* [DIRECTIONS]: Pull out every line from the listing that has the word "bone".
=== Section Start ===
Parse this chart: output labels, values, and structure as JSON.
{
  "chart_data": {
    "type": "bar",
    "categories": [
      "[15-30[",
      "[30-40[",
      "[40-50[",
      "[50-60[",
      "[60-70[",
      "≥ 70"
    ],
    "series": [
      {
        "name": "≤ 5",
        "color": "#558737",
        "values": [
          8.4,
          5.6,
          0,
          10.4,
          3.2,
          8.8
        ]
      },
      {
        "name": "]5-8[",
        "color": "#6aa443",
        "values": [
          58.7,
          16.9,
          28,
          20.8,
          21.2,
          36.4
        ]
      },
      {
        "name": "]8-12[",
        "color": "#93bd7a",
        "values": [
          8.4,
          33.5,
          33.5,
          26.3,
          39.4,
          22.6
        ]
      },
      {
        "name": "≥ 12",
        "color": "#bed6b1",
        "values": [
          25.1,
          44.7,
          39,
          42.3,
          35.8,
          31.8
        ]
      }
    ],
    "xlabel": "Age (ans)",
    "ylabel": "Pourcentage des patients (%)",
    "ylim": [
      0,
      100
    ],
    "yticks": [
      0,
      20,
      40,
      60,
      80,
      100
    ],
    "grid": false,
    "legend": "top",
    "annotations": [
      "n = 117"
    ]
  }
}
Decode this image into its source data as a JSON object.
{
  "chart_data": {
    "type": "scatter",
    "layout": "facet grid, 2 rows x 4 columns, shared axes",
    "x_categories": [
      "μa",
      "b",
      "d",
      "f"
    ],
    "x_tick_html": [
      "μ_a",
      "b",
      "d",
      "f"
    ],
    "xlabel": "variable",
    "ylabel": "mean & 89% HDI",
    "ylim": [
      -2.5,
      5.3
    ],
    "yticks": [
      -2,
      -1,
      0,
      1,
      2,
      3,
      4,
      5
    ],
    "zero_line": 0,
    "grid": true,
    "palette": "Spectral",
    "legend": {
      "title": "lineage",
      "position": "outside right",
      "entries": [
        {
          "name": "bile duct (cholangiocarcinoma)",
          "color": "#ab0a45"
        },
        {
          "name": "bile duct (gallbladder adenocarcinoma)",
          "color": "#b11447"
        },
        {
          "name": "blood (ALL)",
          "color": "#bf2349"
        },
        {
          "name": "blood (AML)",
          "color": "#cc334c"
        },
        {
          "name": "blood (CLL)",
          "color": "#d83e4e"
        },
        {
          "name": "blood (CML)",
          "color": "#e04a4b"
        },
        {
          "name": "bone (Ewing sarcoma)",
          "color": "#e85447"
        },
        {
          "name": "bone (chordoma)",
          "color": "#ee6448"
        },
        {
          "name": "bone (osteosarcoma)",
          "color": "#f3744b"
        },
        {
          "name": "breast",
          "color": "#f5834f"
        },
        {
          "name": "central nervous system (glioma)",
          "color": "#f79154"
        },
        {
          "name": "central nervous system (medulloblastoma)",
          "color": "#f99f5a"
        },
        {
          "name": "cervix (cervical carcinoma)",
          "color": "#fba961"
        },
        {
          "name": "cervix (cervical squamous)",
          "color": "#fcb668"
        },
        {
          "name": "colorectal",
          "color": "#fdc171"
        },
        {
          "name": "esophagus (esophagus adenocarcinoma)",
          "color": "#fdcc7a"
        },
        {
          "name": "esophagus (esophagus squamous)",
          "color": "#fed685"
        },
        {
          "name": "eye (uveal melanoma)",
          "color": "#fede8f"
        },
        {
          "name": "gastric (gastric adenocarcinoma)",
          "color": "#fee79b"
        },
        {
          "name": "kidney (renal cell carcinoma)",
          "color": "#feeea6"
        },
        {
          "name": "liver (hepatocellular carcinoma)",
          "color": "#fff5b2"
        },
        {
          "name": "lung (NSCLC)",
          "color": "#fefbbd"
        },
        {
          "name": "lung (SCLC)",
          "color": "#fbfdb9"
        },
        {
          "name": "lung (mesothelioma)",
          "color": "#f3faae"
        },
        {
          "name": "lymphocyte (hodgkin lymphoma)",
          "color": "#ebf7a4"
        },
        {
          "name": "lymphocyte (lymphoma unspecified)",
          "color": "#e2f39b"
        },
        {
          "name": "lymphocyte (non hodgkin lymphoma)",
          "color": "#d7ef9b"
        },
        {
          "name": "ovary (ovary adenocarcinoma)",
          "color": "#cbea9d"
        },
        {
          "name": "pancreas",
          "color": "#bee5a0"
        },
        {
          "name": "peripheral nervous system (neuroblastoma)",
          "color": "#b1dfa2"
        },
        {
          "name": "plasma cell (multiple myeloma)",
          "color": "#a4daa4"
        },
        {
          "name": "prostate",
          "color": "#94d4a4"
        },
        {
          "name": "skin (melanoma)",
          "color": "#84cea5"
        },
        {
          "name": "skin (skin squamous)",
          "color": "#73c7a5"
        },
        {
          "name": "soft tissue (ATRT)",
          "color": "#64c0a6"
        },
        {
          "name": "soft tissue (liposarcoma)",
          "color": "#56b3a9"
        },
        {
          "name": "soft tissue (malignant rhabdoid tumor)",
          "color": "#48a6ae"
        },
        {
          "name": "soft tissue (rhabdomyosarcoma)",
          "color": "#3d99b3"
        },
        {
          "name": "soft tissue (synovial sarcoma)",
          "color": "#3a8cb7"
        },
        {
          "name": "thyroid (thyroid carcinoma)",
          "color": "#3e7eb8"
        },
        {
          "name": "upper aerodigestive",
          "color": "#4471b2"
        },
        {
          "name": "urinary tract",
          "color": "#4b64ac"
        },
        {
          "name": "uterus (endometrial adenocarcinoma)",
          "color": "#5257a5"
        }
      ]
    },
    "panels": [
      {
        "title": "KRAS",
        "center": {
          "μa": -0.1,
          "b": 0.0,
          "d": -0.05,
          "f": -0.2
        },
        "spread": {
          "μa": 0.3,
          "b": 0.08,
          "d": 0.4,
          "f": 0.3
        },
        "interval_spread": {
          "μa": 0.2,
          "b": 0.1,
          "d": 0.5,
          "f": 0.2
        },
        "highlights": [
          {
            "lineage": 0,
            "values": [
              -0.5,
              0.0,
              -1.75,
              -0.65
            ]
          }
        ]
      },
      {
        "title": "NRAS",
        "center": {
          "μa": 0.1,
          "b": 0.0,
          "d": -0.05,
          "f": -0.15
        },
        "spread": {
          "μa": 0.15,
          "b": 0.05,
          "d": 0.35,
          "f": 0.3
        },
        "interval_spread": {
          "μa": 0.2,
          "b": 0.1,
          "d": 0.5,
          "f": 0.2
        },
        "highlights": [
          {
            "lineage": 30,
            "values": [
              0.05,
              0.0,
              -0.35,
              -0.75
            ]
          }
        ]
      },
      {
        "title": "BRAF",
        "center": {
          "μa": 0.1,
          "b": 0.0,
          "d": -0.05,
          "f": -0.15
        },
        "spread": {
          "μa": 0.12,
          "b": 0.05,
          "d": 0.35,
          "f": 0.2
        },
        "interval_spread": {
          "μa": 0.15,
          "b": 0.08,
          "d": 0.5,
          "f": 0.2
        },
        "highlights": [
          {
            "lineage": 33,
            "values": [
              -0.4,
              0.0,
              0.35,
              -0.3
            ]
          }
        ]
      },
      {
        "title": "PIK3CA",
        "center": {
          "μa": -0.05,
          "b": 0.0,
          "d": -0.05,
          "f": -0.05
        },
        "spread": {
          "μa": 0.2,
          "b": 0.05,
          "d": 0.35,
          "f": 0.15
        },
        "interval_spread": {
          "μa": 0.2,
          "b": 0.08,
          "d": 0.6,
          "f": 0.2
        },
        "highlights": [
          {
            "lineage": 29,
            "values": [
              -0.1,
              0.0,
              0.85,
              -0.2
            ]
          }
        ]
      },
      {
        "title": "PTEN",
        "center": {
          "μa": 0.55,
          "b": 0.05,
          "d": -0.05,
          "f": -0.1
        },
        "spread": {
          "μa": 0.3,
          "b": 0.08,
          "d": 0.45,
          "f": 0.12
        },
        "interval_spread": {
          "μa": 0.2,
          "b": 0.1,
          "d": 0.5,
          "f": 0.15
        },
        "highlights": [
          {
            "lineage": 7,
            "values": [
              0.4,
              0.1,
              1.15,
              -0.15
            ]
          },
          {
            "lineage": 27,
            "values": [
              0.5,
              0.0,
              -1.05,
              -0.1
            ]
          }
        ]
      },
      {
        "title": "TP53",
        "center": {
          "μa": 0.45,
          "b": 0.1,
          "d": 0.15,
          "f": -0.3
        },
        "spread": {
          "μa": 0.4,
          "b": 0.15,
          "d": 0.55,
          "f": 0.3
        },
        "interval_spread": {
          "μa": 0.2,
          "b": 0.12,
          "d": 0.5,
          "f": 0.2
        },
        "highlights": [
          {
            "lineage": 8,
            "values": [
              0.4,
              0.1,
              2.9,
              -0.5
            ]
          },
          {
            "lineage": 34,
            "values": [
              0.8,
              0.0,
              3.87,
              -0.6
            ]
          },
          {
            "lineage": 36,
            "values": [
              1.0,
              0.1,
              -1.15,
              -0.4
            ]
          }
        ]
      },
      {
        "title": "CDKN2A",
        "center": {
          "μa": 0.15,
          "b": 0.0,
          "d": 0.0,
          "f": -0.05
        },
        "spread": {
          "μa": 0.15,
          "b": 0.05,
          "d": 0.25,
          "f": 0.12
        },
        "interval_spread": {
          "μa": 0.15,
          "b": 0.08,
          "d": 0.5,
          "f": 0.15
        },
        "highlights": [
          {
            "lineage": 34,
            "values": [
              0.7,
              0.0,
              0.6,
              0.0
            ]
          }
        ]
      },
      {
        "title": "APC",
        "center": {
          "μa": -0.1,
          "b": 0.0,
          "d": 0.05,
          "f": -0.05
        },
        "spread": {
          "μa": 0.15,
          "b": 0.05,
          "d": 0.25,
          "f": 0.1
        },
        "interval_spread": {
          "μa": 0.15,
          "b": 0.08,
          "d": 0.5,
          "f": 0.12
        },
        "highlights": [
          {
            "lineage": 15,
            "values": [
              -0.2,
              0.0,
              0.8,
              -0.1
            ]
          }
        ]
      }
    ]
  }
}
=== Section End ===
* [RESULT OF THE TASK]:
          "name": "bone (Ewing sarcoma)",
          "name": "bone (chordoma)",
          "name": "bone (osteosarcoma)",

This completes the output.